* [Task details] All the data below goes into the copy word for word, but the pictures don't.
--
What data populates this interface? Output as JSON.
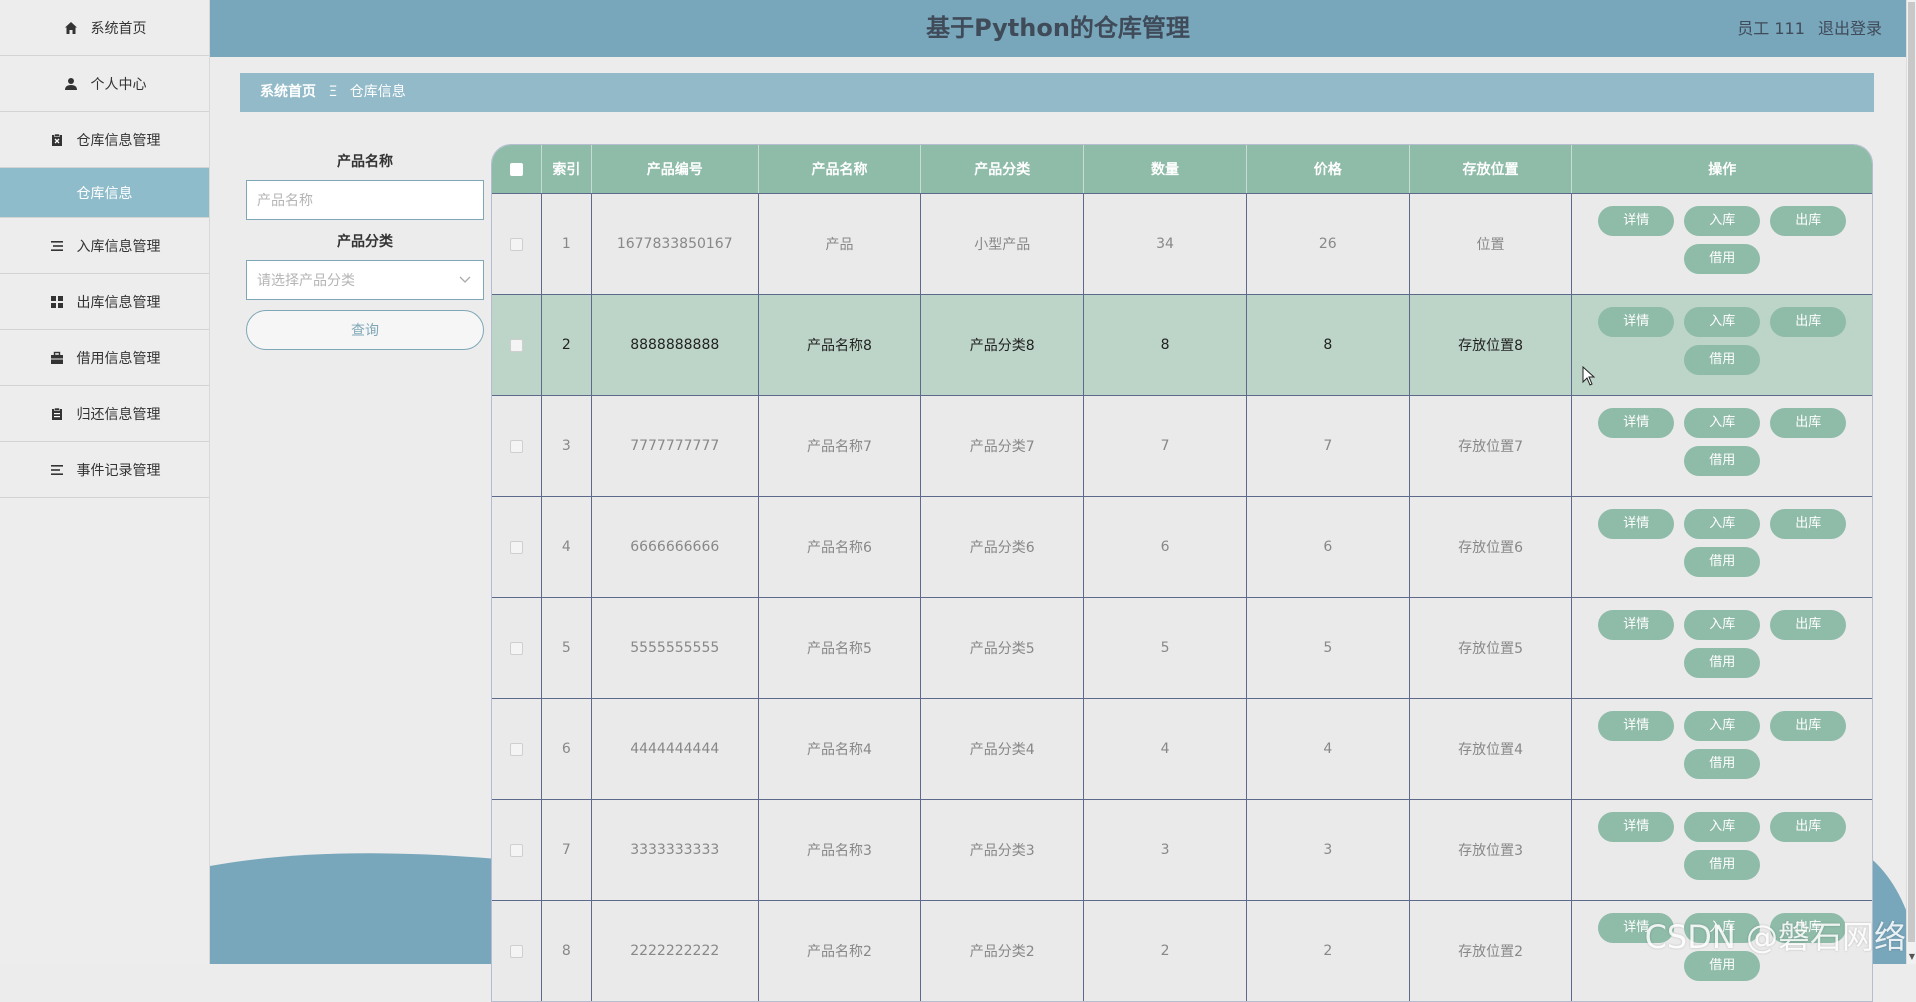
{
  "header": {
    "title": "基于Python的仓库管理",
    "user": "员工 111",
    "logout": "退出登录"
  },
  "sidebar": {
    "items": [
      {
        "label": "系统首页",
        "icon": "home-icon"
      },
      {
        "label": "个人中心",
        "icon": "user-icon"
      },
      {
        "label": "仓库信息管理",
        "icon": "clipboard-x-icon"
      },
      {
        "label": "仓库信息",
        "icon": ""
      },
      {
        "label": "入库信息管理",
        "icon": "list-icon"
      },
      {
        "label": "出库信息管理",
        "icon": "grid-icon"
      },
      {
        "label": "借用信息管理",
        "icon": "briefcase-icon"
      },
      {
        "label": "归还信息管理",
        "icon": "clipboard-icon"
      },
      {
        "label": "事件记录管理",
        "icon": "menu-icon"
      }
    ]
  },
  "breadcrumb": {
    "home": "系统首页",
    "separator": "Ξ",
    "current": "仓库信息"
  },
  "search": {
    "name_label": "产品名称",
    "name_placeholder": "产品名称",
    "category_label": "产品分类",
    "category_placeholder": "请选择产品分类",
    "query_button": "查询"
  },
  "table": {
    "headers": [
      "索引",
      "产品编号",
      "产品名称",
      "产品分类",
      "数量",
      "价格",
      "存放位置",
      "操作"
    ],
    "actions": {
      "detail": "详情",
      "in": "入库",
      "out": "出库",
      "borrow": "借用"
    },
    "rows": [
      {
        "index": "1",
        "code": "1677833850167",
        "name": "产品",
        "category": "小型产品",
        "qty": "34",
        "price": "26",
        "location": "位置"
      },
      {
        "index": "2",
        "code": "8888888888",
        "name": "产品名称8",
        "category": "产品分类8",
        "qty": "8",
        "price": "8",
        "location": "存放位置8"
      },
      {
        "index": "3",
        "code": "7777777777",
        "name": "产品名称7",
        "category": "产品分类7",
        "qty": "7",
        "price": "7",
        "location": "存放位置7"
      },
      {
        "index": "4",
        "code": "6666666666",
        "name": "产品名称6",
        "category": "产品分类6",
        "qty": "6",
        "price": "6",
        "location": "存放位置6"
      },
      {
        "index": "5",
        "code": "5555555555",
        "name": "产品名称5",
        "category": "产品分类5",
        "qty": "5",
        "price": "5",
        "location": "存放位置5"
      },
      {
        "index": "6",
        "code": "4444444444",
        "name": "产品名称4",
        "category": "产品分类4",
        "qty": "4",
        "price": "4",
        "location": "存放位置4"
      },
      {
        "index": "7",
        "code": "3333333333",
        "name": "产品名称3",
        "category": "产品分类3",
        "qty": "3",
        "price": "3",
        "location": "存放位置3"
      },
      {
        "index": "8",
        "code": "2222222222",
        "name": "产品名称2",
        "category": "产品分类2",
        "qty": "2",
        "price": "2",
        "location": "存放位置2"
      }
    ]
  },
  "watermark": "CSDN @磐石网络",
  "colors": {
    "header": "#78a6bb",
    "accent": "#8fbba9",
    "breadcrumb": "#92bac9"
  }
}
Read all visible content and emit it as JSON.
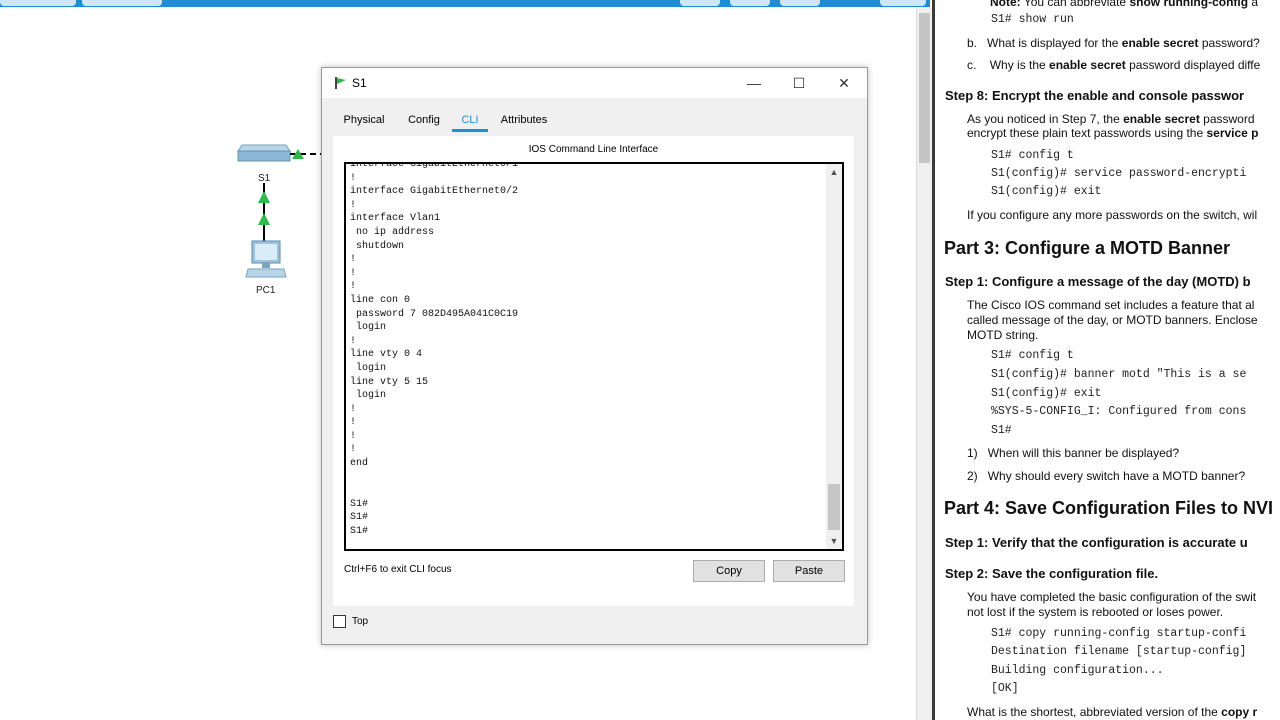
{
  "dialog": {
    "title": "S1",
    "tabs": [
      "Physical",
      "Config",
      "CLI",
      "Attributes"
    ],
    "active_tab": "CLI",
    "panel_title": "IOS Command Line Interface",
    "terminal_text": "interface GigabitEthernet0/1\n!\ninterface GigabitEthernet0/2\n!\ninterface Vlan1\n no ip address\n shutdown\n!\n!\n!\nline con 0\n password 7 082D495A041C0C19\n login\n!\nline vty 0 4\n login\nline vty 5 15\n login\n!\n!\n!\n!\nend\n\n\nS1#\nS1#\nS1#",
    "hint": "Ctrl+F6 to exit CLI focus",
    "copy_label": "Copy",
    "paste_label": "Paste",
    "top_label": "Top",
    "minimize_glyph": "—",
    "maximize_glyph": "☐",
    "close_glyph": "✕"
  },
  "workspace": {
    "switch_label": "S1",
    "pc_label": "PC1"
  },
  "doc": {
    "note_prefix": "Note:",
    "note_text": " You can abbreviate ",
    "note_bold": "show running-config",
    "note_tail": " a",
    "code_show_run": "S1# show run",
    "qb_prefix": "b.",
    "qb_text": "What is displayed for the ",
    "qb_bold": "enable secret",
    "qb_tail": " password?",
    "qc_prefix": "c.",
    "qc_text": "Why is the ",
    "qc_bold": "enable secret",
    "qc_tail": " password displayed diffe",
    "step8": "Step 8:   Encrypt the enable and console passwor",
    "step8_p1_a": "As you noticed in Step 7, the ",
    "step8_p1_b": "enable secret",
    "step8_p1_c": " password",
    "step8_p2_a": "encrypt these plain text passwords using the ",
    "step8_p2_b": "service p",
    "code_config_t": "S1# config t",
    "code_service": "S1(config)# service password-encrypti",
    "code_exit": "S1(config)# exit",
    "step8_after": "If you configure any more passwords on the switch, wil",
    "part3": "Part 3:   Configure a MOTD Banner",
    "step1_motd": "Step 1:   Configure a message of the day (MOTD) b",
    "motd_p1": "The Cisco IOS command set includes a feature that al",
    "motd_p2": "called message of the day, or MOTD banners. Enclose",
    "motd_p3": "MOTD string.",
    "code2_config_t": "S1# config t",
    "code2_banner": "S1(config)# banner motd \"This is a se",
    "code2_exit": "S1(config)# exit",
    "code2_sys": "%SYS-5-CONFIG_I: Configured from cons",
    "code2_prompt": "S1#",
    "q1_num": "1)",
    "q1_text": "When will this banner be displayed?",
    "q2_num": "2)",
    "q2_text": "Why should every switch have a MOTD banner?",
    "part4": "Part 4:   Save Configuration Files to NVI",
    "p4_step1": "Step 1:   Verify that the configuration is accurate u",
    "p4_step2": "Step 2:   Save the configuration file.",
    "p4_p1": "You have completed the basic configuration of the swit",
    "p4_p2": "not lost if the system is rebooted or loses power.",
    "code3_copy": "S1# copy running-config startup-confi",
    "code3_dest": "Destination filename [startup-config]",
    "code3_build": "Building configuration...",
    "code3_ok": "[OK]",
    "p4_last_a": "What is the shortest, abbreviated version of the ",
    "p4_last_b": "copy r"
  },
  "colors": {
    "accent": "#1e8fd6",
    "link_green": "#2fb84c",
    "switch_blue": "#7fb3d5"
  },
  "icons": [
    "packet-tracer-app-icon",
    "switch-icon",
    "pc-icon",
    "link-up-arrow-icon",
    "scroll-up-icon",
    "scroll-down-icon"
  ]
}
--
* [Task response]
What data populates this interface? Output as JSON.
{
  "header": {
    "title": "基于Python的仓库管理",
    "user": "员工 111",
    "logout": "退出登录"
  },
  "sidebar": {
    "items": [
      {
        "label": "系统首页",
        "icon": "home-icon"
      },
      {
        "label": "个人中心",
        "icon": "user-icon"
      },
      {
        "label": "仓库信息管理",
        "icon": "clipboard-x-icon"
      },
      {
        "label": "仓库信息",
        "icon": ""
      },
      {
        "label": "入库信息管理",
        "icon": "list-icon"
      },
      {
        "label": "出库信息管理",
        "icon": "grid-icon"
      },
      {
        "label": "借用信息管理",
        "icon": "briefcase-icon"
      },
      {
        "label": "归还信息管理",
        "icon": "clipboard-icon"
      },
      {
        "label": "事件记录管理",
        "icon": "menu-icon"
      }
    ]
  },
  "breadcrumb": {
    "home": "系统首页",
    "separator": "Ξ",
    "current": "仓库信息"
  },
  "search": {
    "name_label": "产品名称",
    "name_placeholder": "产品名称",
    "category_label": "产品分类",
    "category_placeholder": "请选择产品分类",
    "query_button": "查询"
  },
  "table": {
    "headers": [
      "索引",
      "产品编号",
      "产品名称",
      "产品分类",
      "数量",
      "价格",
      "存放位置",
      "操作"
    ],
    "actions": {
      "detail": "详情",
      "in": "入库",
      "out": "出库",
      "borrow": "借用"
    },
    "rows": [
      {
        "index": "1",
        "code": "1677833850167",
        "name": "产品",
        "category": "小型产品",
        "qty": "34",
        "price": "26",
        "location": "位置"
      },
      {
        "index": "2",
        "code": "8888888888",
        "name": "产品名称8",
        "category": "产品分类8",
        "qty": "8",
        "price": "8",
        "location": "存放位置8"
      },
      {
        "index": "3",
        "code": "7777777777",
        "name": "产品名称7",
        "category": "产品分类7",
        "qty": "7",
        "price": "7",
        "location": "存放位置7"
      },
      {
        "index": "4",
        "code": "6666666666",
        "name": "产品名称6",
        "category": "产品分类6",
        "qty": "6",
        "price": "6",
        "location": "存放位置6"
      },
      {
        "index": "5",
        "code": "5555555555",
        "name": "产品名称5",
        "category": "产品分类5",
        "qty": "5",
        "price": "5",
        "location": "存放位置5"
      },
      {
        "index": "6",
        "code": "4444444444",
        "name": "产品名称4",
        "category": "产品分类4",
        "qty": "4",
        "price": "4",
        "location": "存放位置4"
      },
      {
        "index": "7",
        "code": "3333333333",
        "name": "产品名称3",
        "category": "产品分类3",
        "qty": "3",
        "price": "3",
        "location": "存放位置3"
      },
      {
        "index": "8",
        "code": "2222222222",
        "name": "产品名称2",
        "category": "产品分类2",
        "qty": "2",
        "price": "2",
        "location": "存放位置2"
      }
    ]
  },
  "watermark": "CSDN @磐石网络",
  "colors": {
    "header": "#78a6bb",
    "accent": "#8fbba9",
    "breadcrumb": "#92bac9"
  }
}
Read all visible content and emit it as JSON.
{
  "dialog": {
    "title": "S1",
    "tabs": [
      "Physical",
      "Config",
      "CLI",
      "Attributes"
    ],
    "active_tab": "CLI",
    "panel_title": "IOS Command Line Interface",
    "terminal_text": "interface GigabitEthernet0/1\n!\ninterface GigabitEthernet0/2\n!\ninterface Vlan1\n no ip address\n shutdown\n!\n!\n!\nline con 0\n password 7 082D495A041C0C19\n login\n!\nline vty 0 4\n login\nline vty 5 15\n login\n!\n!\n!\n!\nend\n\n\nS1#\nS1#\nS1#",
    "hint": "Ctrl+F6 to exit CLI focus",
    "copy_label": "Copy",
    "paste_label": "Paste",
    "top_label": "Top",
    "minimize_glyph": "—",
    "maximize_glyph": "☐",
    "close_glyph": "✕"
  },
  "workspace": {
    "switch_label": "S1",
    "pc_label": "PC1"
  },
  "doc": {
    "note_prefix": "Note:",
    "note_text": " You can abbreviate ",
    "note_bold": "show running-config",
    "note_tail": " a",
    "code_show_run": "S1# show run",
    "qb_prefix": "b.",
    "qb_text": "What is displayed for the ",
    "qb_bold": "enable secret",
    "qb_tail": " password?",
    "qc_prefix": "c.",
    "qc_text": "Why is the ",
    "qc_bold": "enable secret",
    "qc_tail": " password displayed diffe",
    "step8": "Step 8:   Encrypt the enable and console passwor",
    "step8_p1_a": "As you noticed in Step 7, the ",
    "step8_p1_b": "enable secret",
    "step8_p1_c": " password",
    "step8_p2_a": "encrypt these plain text passwords using the ",
    "step8_p2_b": "service p",
    "code_config_t": "S1# config t",
    "code_service": "S1(config)# service password-encrypti",
    "code_exit": "S1(config)# exit",
    "step8_after": "If you configure any more passwords on the switch, wil",
    "part3": "Part 3:   Configure a MOTD Banner",
    "step1_motd": "Step 1:   Configure a message of the day (MOTD) b",
    "motd_p1": "The Cisco IOS command set includes a feature that al",
    "motd_p2": "called message of the day, or MOTD banners. Enclose",
    "motd_p3": "MOTD string.",
    "code2_config_t": "S1# config t",
    "code2_banner": "S1(config)# banner motd \"This is a se",
    "code2_exit": "S1(config)# exit",
    "code2_sys": "%SYS-5-CONFIG_I: Configured from cons",
    "code2_prompt": "S1#",
    "q1_num": "1)",
    "q1_text": "When will this banner be displayed?",
    "q2_num": "2)",
    "q2_text": "Why should every switch have a MOTD banner?",
    "part4": "Part 4:   Save Configuration Files to NVI",
    "p4_step1": "Step 1:   Verify that the configuration is accurate u",
    "p4_step2": "Step 2:   Save the configuration file.",
    "p4_p1": "You have completed the basic configuration of the swit",
    "p4_p2": "not lost if the system is rebooted or loses power.",
    "code3_copy": "S1# copy running-config startup-confi",
    "code3_dest": "Destination filename [startup-config]",
    "code3_build": "Building configuration...",
    "code3_ok": "[OK]",
    "p4_last_a": "What is the shortest, abbreviated version of the ",
    "p4_last_b": "copy r"
  },
  "colors": {
    "accent": "#1e8fd6",
    "link_green": "#2fb84c",
    "switch_blue": "#7fb3d5"
  },
  "icons": [
    "packet-tracer-app-icon",
    "switch-icon",
    "pc-icon",
    "link-up-arrow-icon",
    "scroll-up-icon",
    "scroll-down-icon"
  ]
}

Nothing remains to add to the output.